> _The task_
Output every line of the data exactly as it appears.

> _Provided material_
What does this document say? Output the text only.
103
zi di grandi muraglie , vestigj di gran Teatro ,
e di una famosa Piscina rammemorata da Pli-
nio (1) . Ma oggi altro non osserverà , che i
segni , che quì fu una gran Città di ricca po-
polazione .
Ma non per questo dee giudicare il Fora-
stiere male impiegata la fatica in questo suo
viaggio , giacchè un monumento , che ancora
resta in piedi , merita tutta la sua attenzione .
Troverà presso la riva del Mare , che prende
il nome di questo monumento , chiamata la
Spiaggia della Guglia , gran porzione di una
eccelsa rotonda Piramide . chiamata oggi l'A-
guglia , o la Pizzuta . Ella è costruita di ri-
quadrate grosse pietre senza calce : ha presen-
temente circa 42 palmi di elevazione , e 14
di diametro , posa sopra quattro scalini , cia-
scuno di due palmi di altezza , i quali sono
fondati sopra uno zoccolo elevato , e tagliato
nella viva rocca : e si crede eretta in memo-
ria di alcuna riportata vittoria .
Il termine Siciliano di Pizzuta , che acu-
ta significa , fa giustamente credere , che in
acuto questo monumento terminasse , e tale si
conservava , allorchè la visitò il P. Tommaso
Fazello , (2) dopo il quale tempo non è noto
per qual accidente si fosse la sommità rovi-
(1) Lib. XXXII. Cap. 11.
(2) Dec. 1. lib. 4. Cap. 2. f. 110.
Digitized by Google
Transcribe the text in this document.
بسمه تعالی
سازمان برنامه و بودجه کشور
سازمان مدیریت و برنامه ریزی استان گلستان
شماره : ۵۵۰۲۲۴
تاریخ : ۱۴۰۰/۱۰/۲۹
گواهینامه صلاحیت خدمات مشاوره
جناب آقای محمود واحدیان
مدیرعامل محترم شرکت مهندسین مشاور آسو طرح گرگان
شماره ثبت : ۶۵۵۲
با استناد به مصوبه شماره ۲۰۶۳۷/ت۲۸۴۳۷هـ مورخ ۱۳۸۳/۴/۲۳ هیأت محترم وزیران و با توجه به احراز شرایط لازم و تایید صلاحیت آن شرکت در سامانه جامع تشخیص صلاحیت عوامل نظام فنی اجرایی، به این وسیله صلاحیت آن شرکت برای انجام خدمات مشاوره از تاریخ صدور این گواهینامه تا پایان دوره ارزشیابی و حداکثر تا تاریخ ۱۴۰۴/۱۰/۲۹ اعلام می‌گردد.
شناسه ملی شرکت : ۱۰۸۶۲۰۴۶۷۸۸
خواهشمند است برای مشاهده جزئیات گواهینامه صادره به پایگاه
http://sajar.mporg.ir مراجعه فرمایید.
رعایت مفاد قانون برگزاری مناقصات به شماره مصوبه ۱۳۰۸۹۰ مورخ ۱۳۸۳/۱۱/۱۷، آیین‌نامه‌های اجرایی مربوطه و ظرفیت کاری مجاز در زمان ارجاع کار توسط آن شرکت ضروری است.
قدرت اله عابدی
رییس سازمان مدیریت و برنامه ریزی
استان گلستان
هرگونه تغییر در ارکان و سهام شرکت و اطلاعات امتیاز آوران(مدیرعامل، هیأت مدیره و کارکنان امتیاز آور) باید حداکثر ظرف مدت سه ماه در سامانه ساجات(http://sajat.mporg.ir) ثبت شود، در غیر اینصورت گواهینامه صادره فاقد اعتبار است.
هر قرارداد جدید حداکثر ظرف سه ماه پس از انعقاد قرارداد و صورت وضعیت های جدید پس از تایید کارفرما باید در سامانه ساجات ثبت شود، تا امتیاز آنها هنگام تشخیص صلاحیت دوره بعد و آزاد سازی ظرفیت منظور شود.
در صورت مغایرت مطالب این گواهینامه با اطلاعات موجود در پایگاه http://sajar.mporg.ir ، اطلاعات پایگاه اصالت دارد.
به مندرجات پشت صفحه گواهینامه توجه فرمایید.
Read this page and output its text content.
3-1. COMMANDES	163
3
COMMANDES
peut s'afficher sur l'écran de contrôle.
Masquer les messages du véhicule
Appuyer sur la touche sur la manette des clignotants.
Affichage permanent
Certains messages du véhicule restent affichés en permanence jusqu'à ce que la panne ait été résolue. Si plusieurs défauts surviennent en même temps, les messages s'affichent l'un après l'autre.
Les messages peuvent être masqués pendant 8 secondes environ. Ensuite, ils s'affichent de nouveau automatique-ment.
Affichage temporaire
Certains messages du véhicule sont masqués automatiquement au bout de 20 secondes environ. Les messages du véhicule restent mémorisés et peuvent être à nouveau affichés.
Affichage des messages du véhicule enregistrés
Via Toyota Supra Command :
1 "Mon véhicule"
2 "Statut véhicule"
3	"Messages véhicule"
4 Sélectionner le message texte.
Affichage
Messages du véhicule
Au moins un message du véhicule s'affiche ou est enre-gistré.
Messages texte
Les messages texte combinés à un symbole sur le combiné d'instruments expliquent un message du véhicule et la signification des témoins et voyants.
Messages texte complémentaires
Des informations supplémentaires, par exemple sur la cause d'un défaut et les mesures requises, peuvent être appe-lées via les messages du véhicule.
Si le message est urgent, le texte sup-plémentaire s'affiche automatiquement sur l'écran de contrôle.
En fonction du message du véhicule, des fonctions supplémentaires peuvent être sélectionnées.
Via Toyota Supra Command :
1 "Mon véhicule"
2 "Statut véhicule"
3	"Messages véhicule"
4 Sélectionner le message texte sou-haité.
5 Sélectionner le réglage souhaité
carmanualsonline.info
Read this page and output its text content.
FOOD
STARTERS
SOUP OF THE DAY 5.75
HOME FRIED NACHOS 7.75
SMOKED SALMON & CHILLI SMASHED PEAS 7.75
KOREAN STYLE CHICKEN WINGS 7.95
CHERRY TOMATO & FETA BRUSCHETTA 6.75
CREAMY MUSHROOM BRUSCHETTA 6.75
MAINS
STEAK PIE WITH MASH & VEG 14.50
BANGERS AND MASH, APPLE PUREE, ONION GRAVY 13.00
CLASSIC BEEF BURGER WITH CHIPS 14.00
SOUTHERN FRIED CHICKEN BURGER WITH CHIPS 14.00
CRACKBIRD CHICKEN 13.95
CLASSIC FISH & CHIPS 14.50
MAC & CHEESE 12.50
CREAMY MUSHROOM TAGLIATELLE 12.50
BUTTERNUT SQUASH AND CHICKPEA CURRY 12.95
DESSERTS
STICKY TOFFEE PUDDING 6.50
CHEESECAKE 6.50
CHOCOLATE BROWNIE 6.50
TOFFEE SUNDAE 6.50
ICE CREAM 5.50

> _Written reply_
What does this document say? Output the text only.
103
zi di grandi muraglie , vestigj di gran Teatro ,
e di una famosa Piscina rammemorata da Pli-
nio (1) . Ma oggi altro non osserverà , che i
segni , che quì fu una gran Città di ricca po-
polazione .
Ma non per questo dee giudicare il Fora-
stiere male impiegata la fatica in questo suo
viaggio , giacchè un monumento , che ancora
resta in piedi , merita tutta la sua attenzione .
Troverà presso la riva del Mare , che prende
il nome di questo monumento , chiamata la
Spiaggia della Guglia , gran porzione di una
eccelsa rotonda Piramide . chiamata oggi l'A-
guglia , o la Pizzuta . Ella è costruita di ri-
quadrate grosse pietre senza calce : ha presen-
temente circa 42 palmi di elevazione , e 14
di diametro , posa sopra quattro scalini , cia-
scuno di due palmi di altezza , i quali sono
fondati sopra uno zoccolo elevato , e tagliato
nella viva rocca : e si crede eretta in memo-
ria di alcuna riportata vittoria .
Il termine Siciliano di Pizzuta , che acu-
ta significa , fa giustamente credere , che in
acuto questo monumento terminasse , e tale si
conservava , allorchè la visitò il P. Tommaso
Fazello , (2) dopo il quale tempo non è noto
per qual accidente si fosse la sommità rovi-
(1) Lib. XXXII. Cap. 11.
(2) Dec. 1. lib. 4. Cap. 2. f. 110.
Digitized by Google
Transcribe the text in this document.
بسمه تعالی
سازمان برنامه و بودجه کشور
سازمان مدیریت و برنامه ریزی استان گلستان
شماره : ۵۵۰۲۲۴
تاریخ : ۱۴۰۰/۱۰/۲۹
گواهینامه صلاحیت خدمات مشاوره
جناب آقای محمود واحدیان
مدیرعامل محترم شرکت مهندسین مشاور آسو طرح گرگان
شماره ثبت : ۶۵۵۲
با استناد به مصوبه شماره ۲۰۶۳۷/ت۲۸۴۳۷هـ مورخ ۱۳۸۳/۴/۲۳ هیأت محترم وزیران و با توجه به احراز شرایط لازم و تایید صلاحیت آن شرکت در سامانه جامع تشخیص صلاحیت عوامل نظام فنی اجرایی، به این وسیله صلاحیت آن شرکت برای انجام خدمات مشاوره از تاریخ صدور این گواهینامه تا پایان دوره ارزشیابی و حداکثر تا تاریخ ۱۴۰۴/۱۰/۲۹ اعلام می‌گردد.
شناسه ملی شرکت : ۱۰۸۶۲۰۴۶۷۸۸
خواهشمند است برای مشاهده جزئیات گواهینامه صادره به پایگاه
http://sajar.mporg.ir مراجعه فرمایید.
رعایت مفاد قانون برگزاری مناقصات به شماره مصوبه ۱۳۰۸۹۰ مورخ ۱۳۸۳/۱۱/۱۷، آیین‌نامه‌های اجرایی مربوطه و ظرفیت کاری مجاز در زمان ارجاع کار توسط آن شرکت ضروری است.
قدرت اله عابدی
رییس سازمان مدیریت و برنامه ریزی
استان گلستان
هرگونه تغییر در ارکان و سهام شرکت و اطلاعات امتیاز آوران(مدیرعامل، هیأت مدیره و کارکنان امتیاز آور) باید حداکثر ظرف مدت سه ماه در سامانه ساجات(http://sajat.mporg.ir) ثبت شود، در غیر اینصورت گواهینامه صادره فاقد اعتبار است.
هر قرارداد جدید حداکثر ظرف سه ماه پس از انعقاد قرارداد و صورت وضعیت های جدید پس از تایید کارفرما باید در سامانه ساجات ثبت شود، تا امتیاز آنها هنگام تشخیص صلاحیت دوره بعد و آزاد سازی ظرفیت منظور شود.
در صورت مغایرت مطالب این گواهینامه با اطلاعات موجود در پایگاه http://sajar.mporg.ir ، اطلاعات پایگاه اصالت دارد.
به مندرجات پشت صفحه گواهینامه توجه فرمایید.
Read this page and output its text content.
3-1. COMMANDES	163
3
COMMANDES
peut s'afficher sur l'écran de contrôle.
Masquer les messages du véhicule
Appuyer sur la touche sur la manette des clignotants.
Affichage permanent
Certains messages du véhicule restent affichés en permanence jusqu'à ce que la panne ait été résolue. Si plusieurs défauts surviennent en même temps, les messages s'affichent l'un après l'autre.
Les messages peuvent être masqués pendant 8 secondes environ. Ensuite, ils s'affichent de nouveau automatique-ment.
Affichage temporaire
Certains messages du véhicule sont masqués automatiquement au bout de 20 secondes environ. Les messages du véhicule restent mémorisés et peuvent être à nouveau affichés.
Affichage des messages du véhicule enregistrés
Via Toyota Supra Command :
1 "Mon véhicule"
2 "Statut véhicule"
3	"Messages véhicule"
4 Sélectionner le message texte.
Affichage
Messages du véhicule
Au moins un message du véhicule s'affiche ou est enre-gistré.
Messages texte
Les messages texte combinés à un symbole sur le combiné d'instruments expliquent un message du véhicule et la signification des témoins et voyants.
Messages texte complémentaires
Des informations supplémentaires, par exemple sur la cause d'un défaut et les mesures requises, peuvent être appe-lées via les messages du véhicule.
Si le message est urgent, le texte sup-plémentaire s'affiche automatiquement sur l'écran de contrôle.
En fonction du message du véhicule, des fonctions supplémentaires peuvent être sélectionnées.
Via Toyota Supra Command :
1 "Mon véhicule"
2 "Statut véhicule"
3	"Messages véhicule"
4 Sélectionner le message texte sou-haité.
5 Sélectionner le réglage souhaité
carmanualsonline.info
Read this page and output its text content.
FOOD
STARTERS
SOUP OF THE DAY 5.75
HOME FRIED NACHOS 7.75
SMOKED SALMON & CHILLI SMASHED PEAS 7.75
KOREAN STYLE CHICKEN WINGS 7.95
CHERRY TOMATO & FETA BRUSCHETTA 6.75
CREAMY MUSHROOM BRUSCHETTA 6.75
MAINS
STEAK PIE WITH MASH & VEG 14.50
BANGERS AND MASH, APPLE PUREE, ONION GRAVY 13.00
CLASSIC BEEF BURGER WITH CHIPS 14.00
SOUTHERN FRIED CHICKEN BURGER WITH CHIPS 14.00
CRACKBIRD CHICKEN 13.95
CLASSIC FISH & CHIPS 14.50
MAC & CHEESE 12.50
CREAMY MUSHROOM TAGLIATELLE 12.50
BUTTERNUT SQUASH AND CHICKPEA CURRY 12.95
DESSERTS
STICKY TOFFEE PUDDING 6.50
CHEESECAKE 6.50
CHOCOLATE BROWNIE 6.50
TOFFEE SUNDAE 6.50
ICE CREAM 5.50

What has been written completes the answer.